» Your objective: With the images removed, repeat the data below exactly.

» Data provided:
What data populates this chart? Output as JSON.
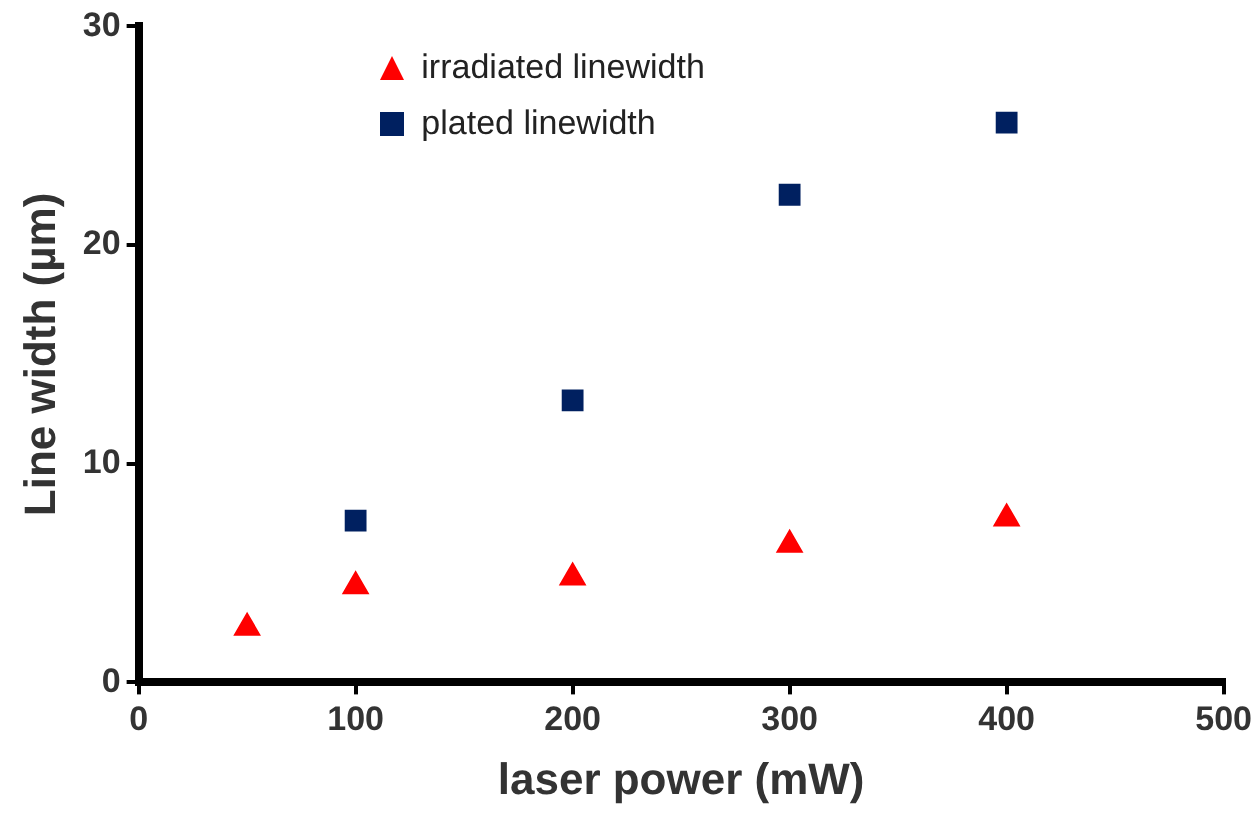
{
  "chart_data": {
    "type": "scatter",
    "xlabel": "laser power (mW)",
    "ylabel": "Line width (µm)",
    "xlim": [
      0,
      500
    ],
    "xticks": [
      0,
      100,
      200,
      300,
      400,
      500
    ],
    "ylim": [
      0,
      30
    ],
    "yticks": [
      0,
      10,
      20,
      30
    ],
    "grid": false,
    "legend": "top",
    "series": [
      {
        "name": "irradiated linewidth",
        "color": "#ff0000",
        "marker": "triangle",
        "x": [
          50,
          100,
          200,
          300,
          400
        ],
        "values": [
          2.5,
          4.4,
          4.8,
          6.3,
          7.5
        ]
      },
      {
        "name": "plated linewidth",
        "color": "#002060",
        "marker": "square",
        "x": [
          100,
          200,
          300,
          400
        ],
        "values": [
          7.4,
          12.9,
          22.3,
          25.6
        ]
      }
    ]
  }
}
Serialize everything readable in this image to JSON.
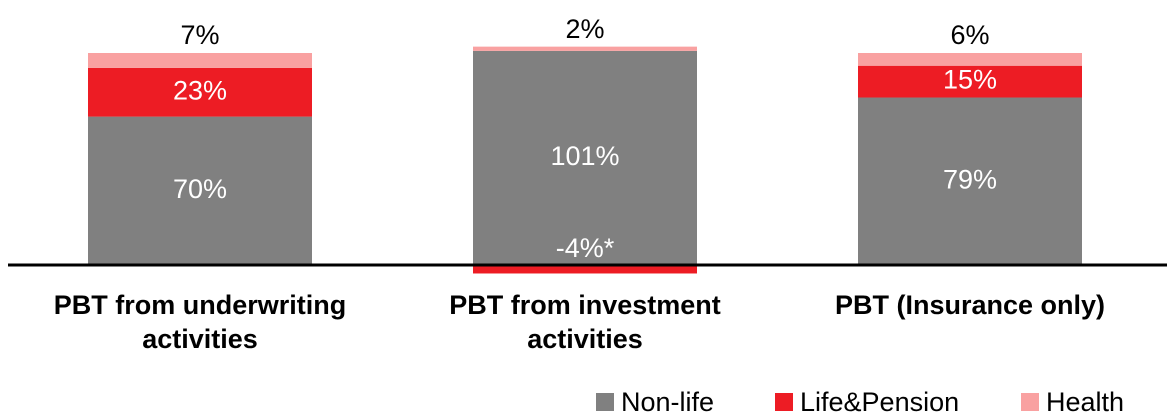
{
  "chart_data": {
    "type": "stacked-bar",
    "categories": [
      "PBT from underwriting activities",
      "PBT from investment activities",
      "PBT (Insurance only)"
    ],
    "series": [
      {
        "name": "Non-life",
        "color": "#808080",
        "values": [
          70,
          101,
          79
        ],
        "value_labels": [
          "70%",
          "101%",
          "79%"
        ]
      },
      {
        "name": "Life&Pension",
        "color": "#ed1c24",
        "values": [
          23,
          -4,
          15
        ],
        "value_labels": [
          "23%",
          "-4%*",
          "15%"
        ]
      },
      {
        "name": "Health",
        "color": "#f9a1a1",
        "values": [
          7,
          2,
          6
        ],
        "value_labels": [
          "7%",
          "2%",
          "6%"
        ]
      }
    ]
  }
}
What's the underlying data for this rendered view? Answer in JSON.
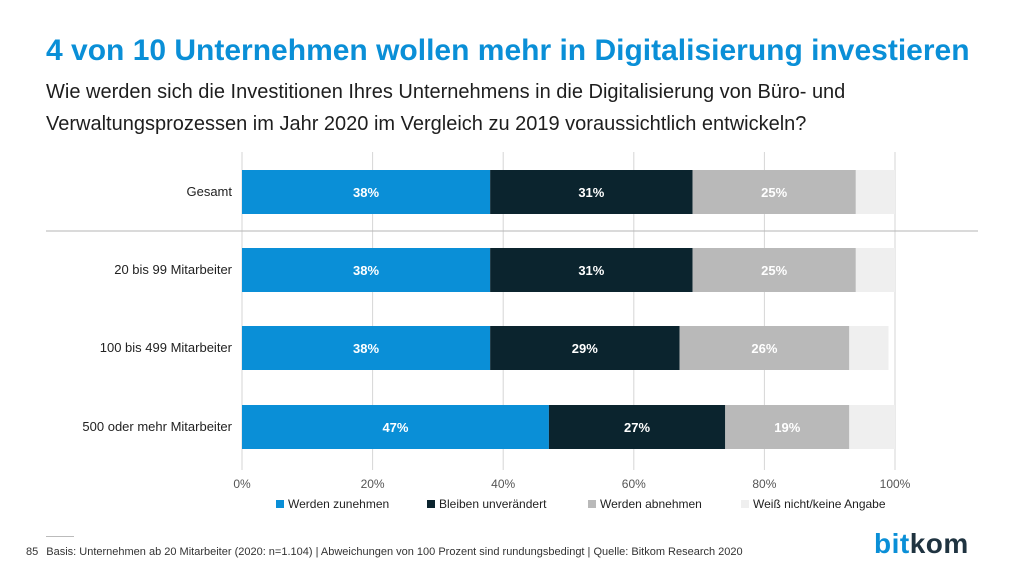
{
  "title": "4 von 10 Unternehmen wollen mehr in Digitalisierung investieren",
  "subtitle": "Wie werden sich die Investitionen Ihres Unternehmens in die Digitalisierung von Büro- und Verwaltungsprozessen im Jahr 2020 im Vergleich zu 2019 voraussichtlich entwickeln?",
  "footer": {
    "page_number": "85",
    "source": "Basis: Unternehmen ab 20 Mitarbeiter (2020: n=1.104) | Abweichungen von 100 Prozent sind rundungsbedingt | Quelle: Bitkom Research 2020"
  },
  "logo": {
    "part1": "bit",
    "part2": "kom"
  },
  "chart_data": {
    "type": "bar",
    "orientation": "horizontal",
    "stacked": true,
    "categories": [
      "Gesamt",
      "20 bis 99 Mitarbeiter",
      "100 bis 499 Mitarbeiter",
      "500 oder mehr Mitarbeiter"
    ],
    "series": [
      {
        "name": "Werden zunehmen",
        "color": "#0a8fd7",
        "label_color": "#ffffff",
        "values": [
          38,
          38,
          38,
          47
        ],
        "labels": [
          "38%",
          "38%",
          "38%",
          "47%"
        ]
      },
      {
        "name": "Bleiben unverändert",
        "color": "#0b242e",
        "label_color": "#ffffff",
        "values": [
          31,
          31,
          29,
          27
        ],
        "labels": [
          "31%",
          "31%",
          "29%",
          "27%"
        ]
      },
      {
        "name": "Werden abnehmen",
        "color": "#b9b9b9",
        "label_color": "#ffffff",
        "values": [
          25,
          25,
          26,
          19
        ],
        "labels": [
          "25%",
          "25%",
          "26%",
          "19%"
        ]
      },
      {
        "name": "Weiß nicht/keine Angabe",
        "color": "#efefef",
        "label_color": "#ffffff",
        "values": [
          6,
          6,
          6,
          7
        ],
        "labels": [
          "",
          "",
          "",
          ""
        ]
      }
    ],
    "xlim": [
      0,
      100
    ],
    "xticks": [
      "0%",
      "20%",
      "40%",
      "60%",
      "80%",
      "100%"
    ],
    "grid": true,
    "legend": "bottom"
  }
}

» Task response:
What data populates this chart? Output as JSON.
{
  "chart_data": {
    "type": "scatter",
    "xlabel": "laser power (mW)",
    "ylabel": "Line width (µm)",
    "xlim": [
      0,
      500
    ],
    "xticks": [
      0,
      100,
      200,
      300,
      400,
      500
    ],
    "ylim": [
      0,
      30
    ],
    "yticks": [
      0,
      10,
      20,
      30
    ],
    "grid": false,
    "legend": "top",
    "series": [
      {
        "name": "irradiated linewidth",
        "color": "#ff0000",
        "marker": "triangle",
        "x": [
          50,
          100,
          200,
          300,
          400
        ],
        "values": [
          2.5,
          4.4,
          4.8,
          6.3,
          7.5
        ]
      },
      {
        "name": "plated linewidth",
        "color": "#002060",
        "marker": "square",
        "x": [
          100,
          200,
          300,
          400
        ],
        "values": [
          7.4,
          12.9,
          22.3,
          25.6
        ]
      }
    ]
  }
}
Serialize everything readable in this image to JSON.
{
  "chart_data": {
    "type": "stacked-bar",
    "categories": [
      "PBT from underwriting activities",
      "PBT from investment activities",
      "PBT (Insurance only)"
    ],
    "series": [
      {
        "name": "Non-life",
        "color": "#808080",
        "values": [
          70,
          101,
          79
        ],
        "value_labels": [
          "70%",
          "101%",
          "79%"
        ]
      },
      {
        "name": "Life&Pension",
        "color": "#ed1c24",
        "values": [
          23,
          -4,
          15
        ],
        "value_labels": [
          "23%",
          "-4%*",
          "15%"
        ]
      },
      {
        "name": "Health",
        "color": "#f9a1a1",
        "values": [
          7,
          2,
          6
        ],
        "value_labels": [
          "7%",
          "2%",
          "6%"
        ]
      }
    ]
  }
}
What's the underlying data for this rendered view? Answer in JSON.
{
  "title": "4 von 10 Unternehmen wollen mehr in Digitalisierung investieren",
  "subtitle": "Wie werden sich die Investitionen Ihres Unternehmens in die Digitalisierung von Büro- und Verwaltungsprozessen im Jahr 2020 im Vergleich zu 2019 voraussichtlich entwickeln?",
  "footer": {
    "page_number": "85",
    "source": "Basis: Unternehmen ab 20 Mitarbeiter (2020: n=1.104) | Abweichungen von 100 Prozent sind rundungsbedingt | Quelle: Bitkom Research 2020"
  },
  "logo": {
    "part1": "bit",
    "part2": "kom"
  },
  "chart_data": {
    "type": "bar",
    "orientation": "horizontal",
    "stacked": true,
    "categories": [
      "Gesamt",
      "20 bis 99 Mitarbeiter",
      "100 bis 499 Mitarbeiter",
      "500 oder mehr Mitarbeiter"
    ],
    "series": [
      {
        "name": "Werden zunehmen",
        "color": "#0a8fd7",
        "label_color": "#ffffff",
        "values": [
          38,
          38,
          38,
          47
        ],
        "labels": [
          "38%",
          "38%",
          "38%",
          "47%"
        ]
      },
      {
        "name": "Bleiben unverändert",
        "color": "#0b242e",
        "label_color": "#ffffff",
        "values": [
          31,
          31,
          29,
          27
        ],
        "labels": [
          "31%",
          "31%",
          "29%",
          "27%"
        ]
      },
      {
        "name": "Werden abnehmen",
        "color": "#b9b9b9",
        "label_color": "#ffffff",
        "values": [
          25,
          25,
          26,
          19
        ],
        "labels": [
          "25%",
          "25%",
          "26%",
          "19%"
        ]
      },
      {
        "name": "Weiß nicht/keine Angabe",
        "color": "#efefef",
        "label_color": "#ffffff",
        "values": [
          6,
          6,
          6,
          7
        ],
        "labels": [
          "",
          "",
          "",
          ""
        ]
      }
    ],
    "xlim": [
      0,
      100
    ],
    "xticks": [
      "0%",
      "20%",
      "40%",
      "60%",
      "80%",
      "100%"
    ],
    "grid": true,
    "legend": "bottom"
  }
}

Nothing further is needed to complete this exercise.